Begin Extracted entries
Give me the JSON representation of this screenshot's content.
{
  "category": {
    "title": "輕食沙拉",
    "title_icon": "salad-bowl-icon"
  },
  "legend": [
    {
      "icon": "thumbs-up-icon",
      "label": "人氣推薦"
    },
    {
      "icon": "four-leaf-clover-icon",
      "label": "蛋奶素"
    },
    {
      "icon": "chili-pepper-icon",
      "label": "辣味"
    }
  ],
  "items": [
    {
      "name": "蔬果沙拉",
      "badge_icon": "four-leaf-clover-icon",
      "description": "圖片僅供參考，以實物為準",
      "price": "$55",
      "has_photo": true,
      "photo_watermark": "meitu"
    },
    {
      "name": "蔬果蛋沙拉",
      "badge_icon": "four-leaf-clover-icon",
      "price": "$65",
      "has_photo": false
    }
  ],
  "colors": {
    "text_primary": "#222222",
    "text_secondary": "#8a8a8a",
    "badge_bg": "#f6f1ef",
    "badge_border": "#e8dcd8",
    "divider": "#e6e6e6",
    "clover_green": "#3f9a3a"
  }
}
End Extracted entries
Give the entries once more, exactly as they appear.

Give me the JSON representation of this screenshot's content.
{
  "category": {
    "title": "輕食沙拉",
    "title_icon": "salad-bowl-icon"
  },
  "legend": [
    {
      "icon": "thumbs-up-icon",
      "label": "人氣推薦"
    },
    {
      "icon": "four-leaf-clover-icon",
      "label": "蛋奶素"
    },
    {
      "icon": "chili-pepper-icon",
      "label": "辣味"
    }
  ],
  "items": [
    {
      "name": "蔬果沙拉",
      "badge_icon": "four-leaf-clover-icon",
      "description": "圖片僅供參考，以實物為準",
      "price": "$55",
      "has_photo": true,
      "photo_watermark": "meitu"
    },
    {
      "name": "蔬果蛋沙拉",
      "badge_icon": "four-leaf-clover-icon",
      "price": "$65",
      "has_photo": false
    }
  ],
  "colors": {
    "text_primary": "#222222",
    "text_secondary": "#8a8a8a",
    "badge_bg": "#f6f1ef",
    "badge_border": "#e8dcd8",
    "divider": "#e6e6e6",
    "clover_green": "#3f9a3a"
  }
}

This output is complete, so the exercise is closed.